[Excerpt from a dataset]
--
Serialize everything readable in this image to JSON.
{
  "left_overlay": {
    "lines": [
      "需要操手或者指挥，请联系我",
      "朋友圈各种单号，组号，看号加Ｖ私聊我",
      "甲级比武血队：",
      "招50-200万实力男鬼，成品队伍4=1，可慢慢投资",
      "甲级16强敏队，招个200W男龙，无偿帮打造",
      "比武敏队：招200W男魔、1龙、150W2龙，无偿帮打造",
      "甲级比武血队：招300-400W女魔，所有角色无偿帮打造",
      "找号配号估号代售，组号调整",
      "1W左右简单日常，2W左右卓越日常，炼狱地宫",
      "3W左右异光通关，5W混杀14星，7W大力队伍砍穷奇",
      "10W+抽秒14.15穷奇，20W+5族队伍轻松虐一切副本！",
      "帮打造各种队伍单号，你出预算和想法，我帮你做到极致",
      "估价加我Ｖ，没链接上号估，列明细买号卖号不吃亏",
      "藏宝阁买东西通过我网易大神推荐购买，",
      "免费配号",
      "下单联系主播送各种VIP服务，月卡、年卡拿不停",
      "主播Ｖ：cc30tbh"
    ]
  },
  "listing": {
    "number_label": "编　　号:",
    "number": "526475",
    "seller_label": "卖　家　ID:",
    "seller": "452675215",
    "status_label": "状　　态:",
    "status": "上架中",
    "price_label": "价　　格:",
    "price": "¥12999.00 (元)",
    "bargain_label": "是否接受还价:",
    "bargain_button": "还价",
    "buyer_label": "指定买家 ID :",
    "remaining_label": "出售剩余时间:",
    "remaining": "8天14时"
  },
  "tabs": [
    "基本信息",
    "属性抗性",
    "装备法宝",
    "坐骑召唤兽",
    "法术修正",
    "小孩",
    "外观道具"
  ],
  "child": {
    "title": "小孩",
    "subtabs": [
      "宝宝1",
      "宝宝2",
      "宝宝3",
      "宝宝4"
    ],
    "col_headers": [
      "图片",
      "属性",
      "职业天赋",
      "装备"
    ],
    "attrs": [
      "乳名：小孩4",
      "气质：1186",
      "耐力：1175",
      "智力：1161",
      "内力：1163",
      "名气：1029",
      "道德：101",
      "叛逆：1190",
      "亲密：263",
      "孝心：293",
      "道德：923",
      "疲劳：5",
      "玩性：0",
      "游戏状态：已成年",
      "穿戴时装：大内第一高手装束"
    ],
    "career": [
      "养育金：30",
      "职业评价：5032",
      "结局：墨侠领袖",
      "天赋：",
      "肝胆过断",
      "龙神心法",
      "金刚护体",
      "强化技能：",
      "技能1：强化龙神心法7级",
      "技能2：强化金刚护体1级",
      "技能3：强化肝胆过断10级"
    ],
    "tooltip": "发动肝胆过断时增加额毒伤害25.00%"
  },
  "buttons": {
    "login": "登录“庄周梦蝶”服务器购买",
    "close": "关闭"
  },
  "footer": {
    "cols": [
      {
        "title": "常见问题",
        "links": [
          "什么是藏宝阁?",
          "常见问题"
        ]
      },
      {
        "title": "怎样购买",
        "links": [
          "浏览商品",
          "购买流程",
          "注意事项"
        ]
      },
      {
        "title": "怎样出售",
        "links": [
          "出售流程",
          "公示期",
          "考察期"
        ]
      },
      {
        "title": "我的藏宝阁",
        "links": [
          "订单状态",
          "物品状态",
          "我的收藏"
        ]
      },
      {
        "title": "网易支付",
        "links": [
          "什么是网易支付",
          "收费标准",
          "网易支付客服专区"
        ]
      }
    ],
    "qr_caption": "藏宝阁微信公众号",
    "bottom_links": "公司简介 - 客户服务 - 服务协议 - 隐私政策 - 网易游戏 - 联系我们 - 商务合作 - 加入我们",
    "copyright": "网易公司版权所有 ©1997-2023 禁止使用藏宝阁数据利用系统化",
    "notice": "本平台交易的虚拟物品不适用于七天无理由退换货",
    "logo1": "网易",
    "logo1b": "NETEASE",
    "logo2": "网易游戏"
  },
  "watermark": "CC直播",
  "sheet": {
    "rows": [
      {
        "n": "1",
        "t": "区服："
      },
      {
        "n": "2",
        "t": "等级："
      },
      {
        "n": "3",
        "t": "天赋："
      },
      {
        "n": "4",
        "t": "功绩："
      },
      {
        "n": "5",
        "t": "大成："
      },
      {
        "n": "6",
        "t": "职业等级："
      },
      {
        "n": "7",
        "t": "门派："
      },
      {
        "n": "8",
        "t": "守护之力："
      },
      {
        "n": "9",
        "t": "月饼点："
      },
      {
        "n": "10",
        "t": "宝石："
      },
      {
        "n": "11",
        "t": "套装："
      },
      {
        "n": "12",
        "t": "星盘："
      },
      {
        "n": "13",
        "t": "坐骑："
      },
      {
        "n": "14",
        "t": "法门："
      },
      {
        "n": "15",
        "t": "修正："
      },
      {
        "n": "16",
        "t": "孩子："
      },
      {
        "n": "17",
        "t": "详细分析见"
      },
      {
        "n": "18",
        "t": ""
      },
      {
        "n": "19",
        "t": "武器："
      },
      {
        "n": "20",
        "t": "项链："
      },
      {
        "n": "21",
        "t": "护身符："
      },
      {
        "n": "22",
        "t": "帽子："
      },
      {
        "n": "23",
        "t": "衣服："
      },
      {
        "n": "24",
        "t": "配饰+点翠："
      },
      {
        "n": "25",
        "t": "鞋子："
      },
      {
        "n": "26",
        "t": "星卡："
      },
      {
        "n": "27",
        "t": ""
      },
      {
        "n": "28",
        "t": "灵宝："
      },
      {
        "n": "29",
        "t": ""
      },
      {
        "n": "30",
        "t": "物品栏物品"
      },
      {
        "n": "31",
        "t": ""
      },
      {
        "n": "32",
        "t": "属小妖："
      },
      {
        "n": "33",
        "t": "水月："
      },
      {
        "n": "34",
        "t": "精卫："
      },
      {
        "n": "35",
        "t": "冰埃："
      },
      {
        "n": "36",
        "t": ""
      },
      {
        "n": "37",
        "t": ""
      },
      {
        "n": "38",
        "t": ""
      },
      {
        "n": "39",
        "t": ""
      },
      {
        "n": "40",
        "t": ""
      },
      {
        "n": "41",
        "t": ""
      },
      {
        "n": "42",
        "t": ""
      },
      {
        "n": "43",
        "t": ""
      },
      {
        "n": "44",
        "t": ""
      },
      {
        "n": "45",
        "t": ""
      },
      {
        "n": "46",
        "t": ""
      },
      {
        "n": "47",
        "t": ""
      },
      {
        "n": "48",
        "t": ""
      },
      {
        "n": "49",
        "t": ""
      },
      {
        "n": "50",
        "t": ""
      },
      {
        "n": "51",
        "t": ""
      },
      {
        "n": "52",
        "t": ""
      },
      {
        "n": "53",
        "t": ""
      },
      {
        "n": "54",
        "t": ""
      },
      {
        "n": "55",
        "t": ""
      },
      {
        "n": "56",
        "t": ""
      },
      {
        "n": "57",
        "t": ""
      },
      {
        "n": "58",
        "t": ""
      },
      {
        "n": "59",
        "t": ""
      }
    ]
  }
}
--
→ **Work required**
From the records above, extract every entry exactly as given.

→ **Response to the exercise**
Serialize everything readable in this image to JSON.
{
  "left_overlay": {
    "lines": [
      "需要操手或者指挥，请联系我",
      "朋友圈各种单号，组号，看号加Ｖ私聊我",
      "甲级比武血队：",
      "招50-200万实力男鬼，成品队伍4=1，可慢慢投资",
      "甲级16强敏队，招个200W男龙，无偿帮打造",
      "比武敏队：招200W男魔、1龙、150W2龙，无偿帮打造",
      "甲级比武血队：招300-400W女魔，所有角色无偿帮打造",
      "找号配号估号代售，组号调整",
      "1W左右简单日常，2W左右卓越日常，炼狱地宫",
      "3W左右异光通关，5W混杀14星，7W大力队伍砍穷奇",
      "10W+抽秒14.15穷奇，20W+5族队伍轻松虐一切副本！",
      "帮打造各种队伍单号，你出预算和想法，我帮你做到极致",
      "估价加我Ｖ，没链接上号估，列明细买号卖号不吃亏",
      "藏宝阁买东西通过我网易大神推荐购买，",
      "免费配号",
      "下单联系主播送各种VIP服务，月卡、年卡拿不停",
      "主播Ｖ：cc30tbh"
    ]
  },
  "listing": {
    "number_label": "编　　号:",
    "number": "526475",
    "seller_label": "卖　家　ID:",
    "seller": "452675215",
    "status_label": "状　　态:",
    "status": "上架中",
    "price_label": "价　　格:",
    "price": "¥12999.00 (元)",
    "bargain_label": "是否接受还价:",
    "bargain_button": "还价",
    "buyer_label": "指定买家 ID :",
    "remaining_label": "出售剩余时间:",
    "remaining": "8天14时"
  },
  "tabs": [
    "基本信息",
    "属性抗性",
    "装备法宝",
    "坐骑召唤兽",
    "法术修正",
    "小孩",
    "外观道具"
  ],
  "child": {
    "title": "小孩",
    "subtabs": [
      "宝宝1",
      "宝宝2",
      "宝宝3",
      "宝宝4"
    ],
    "col_headers": [
      "图片",
      "属性",
      "职业天赋",
      "装备"
    ],
    "attrs": [
      "乳名：小孩4",
      "气质：1186",
      "耐力：1175",
      "智力：1161",
      "内力：1163",
      "名气：1029",
      "道德：101",
      "叛逆：1190",
      "亲密：263",
      "孝心：293",
      "道德：923",
      "疲劳：5",
      "玩性：0",
      "游戏状态：已成年",
      "穿戴时装：大内第一高手装束"
    ],
    "career": [
      "养育金：30",
      "职业评价：5032",
      "结局：墨侠领袖",
      "天赋：",
      "肝胆过断",
      "龙神心法",
      "金刚护体",
      "强化技能：",
      "技能1：强化龙神心法7级",
      "技能2：强化金刚护体1级",
      "技能3：强化肝胆过断10级"
    ],
    "tooltip": "发动肝胆过断时增加额毒伤害25.00%"
  },
  "buttons": {
    "login": "登录“庄周梦蝶”服务器购买",
    "close": "关闭"
  },
  "footer": {
    "cols": [
      {
        "title": "常见问题",
        "links": [
          "什么是藏宝阁?",
          "常见问题"
        ]
      },
      {
        "title": "怎样购买",
        "links": [
          "浏览商品",
          "购买流程",
          "注意事项"
        ]
      },
      {
        "title": "怎样出售",
        "links": [
          "出售流程",
          "公示期",
          "考察期"
        ]
      },
      {
        "title": "我的藏宝阁",
        "links": [
          "订单状态",
          "物品状态",
          "我的收藏"
        ]
      },
      {
        "title": "网易支付",
        "links": [
          "什么是网易支付",
          "收费标准",
          "网易支付客服专区"
        ]
      }
    ],
    "qr_caption": "藏宝阁微信公众号",
    "bottom_links": "公司简介 - 客户服务 - 服务协议 - 隐私政策 - 网易游戏 - 联系我们 - 商务合作 - 加入我们",
    "copyright": "网易公司版权所有 ©1997-2023 禁止使用藏宝阁数据利用系统化",
    "notice": "本平台交易的虚拟物品不适用于七天无理由退换货",
    "logo1": "网易",
    "logo1b": "NETEASE",
    "logo2": "网易游戏"
  },
  "watermark": "CC直播",
  "sheet": {
    "rows": [
      {
        "n": "1",
        "t": "区服："
      },
      {
        "n": "2",
        "t": "等级："
      },
      {
        "n": "3",
        "t": "天赋："
      },
      {
        "n": "4",
        "t": "功绩："
      },
      {
        "n": "5",
        "t": "大成："
      },
      {
        "n": "6",
        "t": "职业等级："
      },
      {
        "n": "7",
        "t": "门派："
      },
      {
        "n": "8",
        "t": "守护之力："
      },
      {
        "n": "9",
        "t": "月饼点："
      },
      {
        "n": "10",
        "t": "宝石："
      },
      {
        "n": "11",
        "t": "套装："
      },
      {
        "n": "12",
        "t": "星盘："
      },
      {
        "n": "13",
        "t": "坐骑："
      },
      {
        "n": "14",
        "t": "法门："
      },
      {
        "n": "15",
        "t": "修正："
      },
      {
        "n": "16",
        "t": "孩子："
      },
      {
        "n": "17",
        "t": "详细分析见"
      },
      {
        "n": "18",
        "t": ""
      },
      {
        "n": "19",
        "t": "武器："
      },
      {
        "n": "20",
        "t": "项链："
      },
      {
        "n": "21",
        "t": "护身符："
      },
      {
        "n": "22",
        "t": "帽子："
      },
      {
        "n": "23",
        "t": "衣服："
      },
      {
        "n": "24",
        "t": "配饰+点翠："
      },
      {
        "n": "25",
        "t": "鞋子："
      },
      {
        "n": "26",
        "t": "星卡："
      },
      {
        "n": "27",
        "t": ""
      },
      {
        "n": "28",
        "t": "灵宝："
      },
      {
        "n": "29",
        "t": ""
      },
      {
        "n": "30",
        "t": "物品栏物品"
      },
      {
        "n": "31",
        "t": ""
      },
      {
        "n": "32",
        "t": "属小妖："
      },
      {
        "n": "33",
        "t": "水月："
      },
      {
        "n": "34",
        "t": "精卫："
      },
      {
        "n": "35",
        "t": "冰埃："
      },
      {
        "n": "36",
        "t": ""
      },
      {
        "n": "37",
        "t": ""
      },
      {
        "n": "38",
        "t": ""
      },
      {
        "n": "39",
        "t": ""
      },
      {
        "n": "40",
        "t": ""
      },
      {
        "n": "41",
        "t": ""
      },
      {
        "n": "42",
        "t": ""
      },
      {
        "n": "43",
        "t": ""
      },
      {
        "n": "44",
        "t": ""
      },
      {
        "n": "45",
        "t": ""
      },
      {
        "n": "46",
        "t": ""
      },
      {
        "n": "47",
        "t": ""
      },
      {
        "n": "48",
        "t": ""
      },
      {
        "n": "49",
        "t": ""
      },
      {
        "n": "50",
        "t": ""
      },
      {
        "n": "51",
        "t": ""
      },
      {
        "n": "52",
        "t": ""
      },
      {
        "n": "53",
        "t": ""
      },
      {
        "n": "54",
        "t": ""
      },
      {
        "n": "55",
        "t": ""
      },
      {
        "n": "56",
        "t": ""
      },
      {
        "n": "57",
        "t": ""
      },
      {
        "n": "58",
        "t": ""
      },
      {
        "n": "59",
        "t": ""
      }
    ]
  }
}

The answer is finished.